* Extracted data entries *
§ §

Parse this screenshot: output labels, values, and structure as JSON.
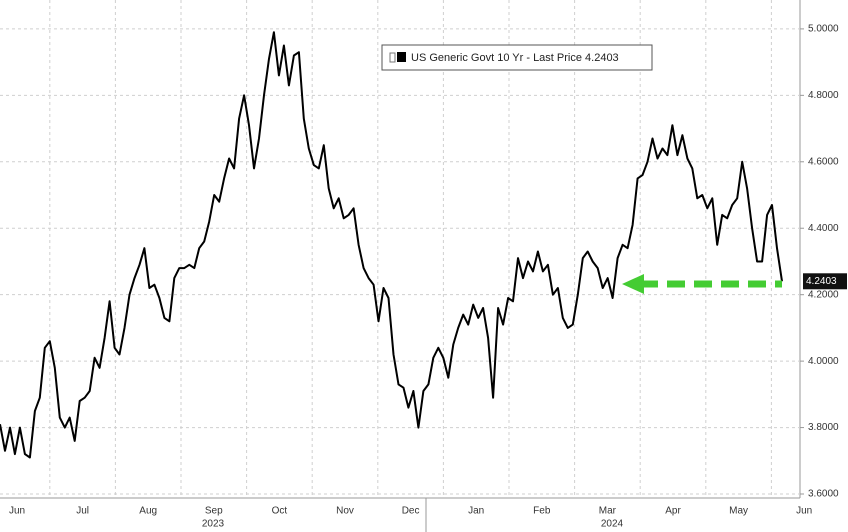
{
  "chart_data": {
    "type": "line",
    "series": [
      {
        "name": "US Generic Govt 10 Yr - Last Price 4.2403",
        "color": "#000000",
        "values": [
          3.81,
          3.73,
          3.8,
          3.72,
          3.8,
          3.72,
          3.71,
          3.85,
          3.89,
          4.04,
          4.06,
          3.98,
          3.83,
          3.8,
          3.83,
          3.76,
          3.88,
          3.89,
          3.91,
          4.01,
          3.98,
          4.07,
          4.18,
          4.04,
          4.02,
          4.1,
          4.2,
          4.25,
          4.29,
          4.34,
          4.22,
          4.23,
          4.19,
          4.13,
          4.12,
          4.25,
          4.28,
          4.28,
          4.29,
          4.28,
          4.34,
          4.36,
          4.42,
          4.5,
          4.48,
          4.55,
          4.61,
          4.58,
          4.73,
          4.8,
          4.71,
          4.58,
          4.67,
          4.8,
          4.91,
          4.99,
          4.86,
          4.95,
          4.83,
          4.92,
          4.93,
          4.73,
          4.64,
          4.59,
          4.58,
          4.65,
          4.52,
          4.46,
          4.49,
          4.43,
          4.44,
          4.46,
          4.35,
          4.28,
          4.25,
          4.23,
          4.12,
          4.22,
          4.19,
          4.02,
          3.93,
          3.92,
          3.86,
          3.91,
          3.8,
          3.91,
          3.93,
          4.01,
          4.04,
          4.01,
          3.95,
          4.05,
          4.1,
          4.14,
          4.11,
          4.17,
          4.13,
          4.16,
          4.07,
          3.89,
          4.16,
          4.11,
          4.19,
          4.18,
          4.31,
          4.25,
          4.3,
          4.27,
          4.33,
          4.27,
          4.29,
          4.2,
          4.22,
          4.13,
          4.1,
          4.11,
          4.2,
          4.31,
          4.33,
          4.3,
          4.28,
          4.22,
          4.25,
          4.19,
          4.31,
          4.35,
          4.34,
          4.41,
          4.55,
          4.56,
          4.6,
          4.67,
          4.61,
          4.64,
          4.62,
          4.71,
          4.62,
          4.68,
          4.61,
          4.58,
          4.49,
          4.5,
          4.46,
          4.49,
          4.35,
          4.44,
          4.43,
          4.47,
          4.49,
          4.6,
          4.52,
          4.4,
          4.3,
          4.3,
          4.44,
          4.47,
          4.34,
          4.2403
        ],
        "value_labels": {
          "157": "4.2403"
        }
      }
    ],
    "ylim": [
      3.588,
      5.087
    ],
    "yticks": [
      {
        "value": 3.6,
        "label": "3.6000"
      },
      {
        "value": 3.8,
        "label": "3.8000"
      },
      {
        "value": 4.0,
        "label": "4.0000"
      },
      {
        "value": 4.2,
        "label": "4.2000"
      },
      {
        "value": 4.4,
        "label": "4.4000"
      },
      {
        "value": 4.6,
        "label": "4.6000"
      },
      {
        "value": 4.8,
        "label": "4.8000"
      },
      {
        "value": 5.0,
        "label": "5.0000"
      }
    ],
    "months": [
      "Jun",
      "Jul",
      "Aug",
      "Sep",
      "Oct",
      "Nov",
      "Dec",
      "Jan",
      "Feb",
      "Mar",
      "Apr",
      "May",
      "Jun"
    ],
    "years": [
      "2023",
      "2024"
    ],
    "grid": true
  }
}
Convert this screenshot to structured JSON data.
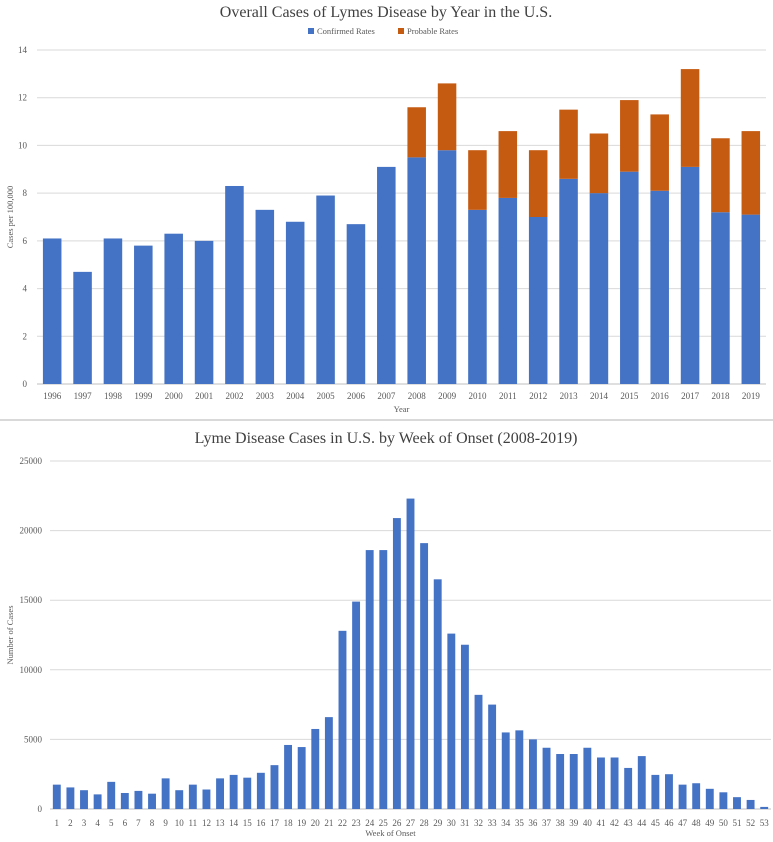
{
  "chart_data": [
    {
      "type": "bar",
      "stacked": true,
      "title": "Overall Cases of Lymes Disease by Year in the U.S.",
      "xlabel": "Year",
      "ylabel": "Cases per 100,000",
      "ylim": [
        0,
        14
      ],
      "yticks": [
        0,
        2,
        4,
        6,
        8,
        10,
        12,
        14
      ],
      "grid": true,
      "legend_position": "top-center",
      "categories": [
        "1996",
        "1997",
        "1998",
        "1999",
        "2000",
        "2001",
        "2002",
        "2003",
        "2004",
        "2005",
        "2006",
        "2007",
        "2008",
        "2009",
        "2010",
        "2011",
        "2012",
        "2013",
        "2014",
        "2015",
        "2016",
        "2017",
        "2018",
        "2019"
      ],
      "series": [
        {
          "name": "Confirmed Rates",
          "color": "#4472c4",
          "values": [
            6.1,
            4.7,
            6.1,
            5.8,
            6.3,
            6.0,
            8.3,
            7.3,
            6.8,
            7.9,
            6.7,
            9.1,
            9.5,
            9.8,
            7.3,
            7.8,
            7.0,
            8.6,
            8.0,
            8.9,
            8.1,
            9.1,
            7.2,
            7.1
          ]
        },
        {
          "name": "Probable Rates",
          "color": "#c55a11",
          "values": [
            0,
            0,
            0,
            0,
            0,
            0,
            0,
            0,
            0,
            0,
            0,
            0,
            2.1,
            2.8,
            2.5,
            2.8,
            2.8,
            2.9,
            2.5,
            3.0,
            3.2,
            4.1,
            3.1,
            3.5
          ]
        }
      ]
    },
    {
      "type": "bar",
      "title": "Lyme Disease Cases in U.S. by Week of Onset (2008-2019)",
      "xlabel": "Week of Onset",
      "ylabel": "Number of Cases",
      "ylim": [
        0,
        25000
      ],
      "yticks": [
        0,
        5000,
        10000,
        15000,
        20000,
        25000
      ],
      "grid": true,
      "color": "#4472c4",
      "categories": [
        "1",
        "2",
        "3",
        "4",
        "5",
        "6",
        "7",
        "8",
        "9",
        "10",
        "11",
        "12",
        "13",
        "14",
        "15",
        "16",
        "17",
        "18",
        "19",
        "20",
        "21",
        "22",
        "23",
        "24",
        "25",
        "26",
        "27",
        "28",
        "29",
        "30",
        "31",
        "32",
        "33",
        "34",
        "35",
        "36",
        "37",
        "38",
        "39",
        "40",
        "41",
        "42",
        "43",
        "44",
        "45",
        "46",
        "47",
        "48",
        "49",
        "50",
        "51",
        "52",
        "53"
      ],
      "values": [
        1750,
        1550,
        1350,
        1050,
        1950,
        1150,
        1300,
        1100,
        2200,
        1350,
        1750,
        1400,
        2200,
        2450,
        2250,
        2600,
        3150,
        4600,
        4450,
        5750,
        6600,
        12800,
        14900,
        18600,
        18600,
        20900,
        22300,
        19100,
        16500,
        12600,
        11800,
        8200,
        7500,
        5500,
        5650,
        5000,
        4400,
        3950,
        3950,
        4400,
        3700,
        3700,
        2950,
        3800,
        2450,
        2500,
        1750,
        1850,
        1450,
        1200,
        850,
        650,
        150
      ]
    }
  ]
}
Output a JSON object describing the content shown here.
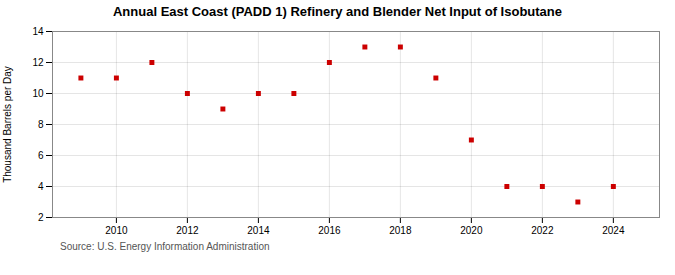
{
  "chart_data": {
    "type": "scatter",
    "title": "Annual East Coast (PADD 1) Refinery and Blender Net Input of Isobutane",
    "ylabel": "Thousand Barrels per Day",
    "source": "Source: U.S. Energy Information Administration",
    "x": [
      2009,
      2010,
      2011,
      2012,
      2013,
      2014,
      2015,
      2016,
      2017,
      2018,
      2019,
      2020,
      2021,
      2022,
      2023,
      2024
    ],
    "values": [
      11,
      11,
      12,
      10,
      9,
      10,
      10,
      12,
      13,
      13,
      11,
      7,
      4,
      4,
      3,
      4
    ],
    "color": "#cc0000",
    "marker": "square",
    "xlim": [
      2008.2,
      2025.3
    ],
    "xticks": [
      2010,
      2012,
      2014,
      2016,
      2018,
      2020,
      2022,
      2024
    ],
    "ylim": [
      2,
      14
    ],
    "yticks": [
      2,
      4,
      6,
      8,
      10,
      12,
      14
    ],
    "grid": true
  }
}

§ §

* TASK PROMPT *
Only a number is wanted: how many lines contain "this"?

* TASK RESULT *
2